## begin
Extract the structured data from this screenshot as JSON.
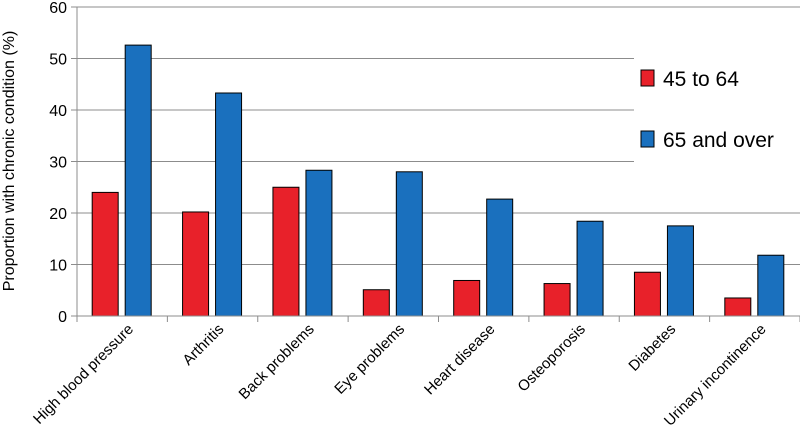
{
  "chart_data": {
    "type": "bar",
    "categories": [
      "High blood pressure",
      "Arthritis",
      "Back problems",
      "Eye problems",
      "Heart disease",
      "Osteoporosis",
      "Diabetes",
      "Urinary incontinence"
    ],
    "series": [
      {
        "name": "45 to 64",
        "color": "#e8212a",
        "values": [
          24,
          20.2,
          25,
          5.1,
          6.9,
          6.3,
          8.5,
          3.5
        ]
      },
      {
        "name": "65 and over",
        "color": "#1a70be",
        "values": [
          52.6,
          43.3,
          28.3,
          28,
          22.7,
          18.4,
          17.5,
          11.8
        ]
      }
    ],
    "ylabel": "Proportion with chronic condition (%)",
    "xlabel": "",
    "ylim": [
      0,
      60
    ],
    "yticks": [
      0,
      10,
      20,
      30,
      40,
      50,
      60
    ],
    "grid": true,
    "legend_position": "right"
  }
}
## end
TASK REQUIREMENTS
Do not copy the pictures, but repeat every line exactly.

RESPONSE TO THE TASK
Extract the structured data from this screenshot as JSON.
{
  "chart_data": {
    "type": "bar",
    "categories": [
      "High blood pressure",
      "Arthritis",
      "Back problems",
      "Eye problems",
      "Heart disease",
      "Osteoporosis",
      "Diabetes",
      "Urinary incontinence"
    ],
    "series": [
      {
        "name": "45 to 64",
        "color": "#e8212a",
        "values": [
          24,
          20.2,
          25,
          5.1,
          6.9,
          6.3,
          8.5,
          3.5
        ]
      },
      {
        "name": "65 and over",
        "color": "#1a70be",
        "values": [
          52.6,
          43.3,
          28.3,
          28,
          22.7,
          18.4,
          17.5,
          11.8
        ]
      }
    ],
    "ylabel": "Proportion with chronic condition (%)",
    "xlabel": "",
    "ylim": [
      0,
      60
    ],
    "yticks": [
      0,
      10,
      20,
      30,
      40,
      50,
      60
    ],
    "grid": true,
    "legend_position": "right"
  }
}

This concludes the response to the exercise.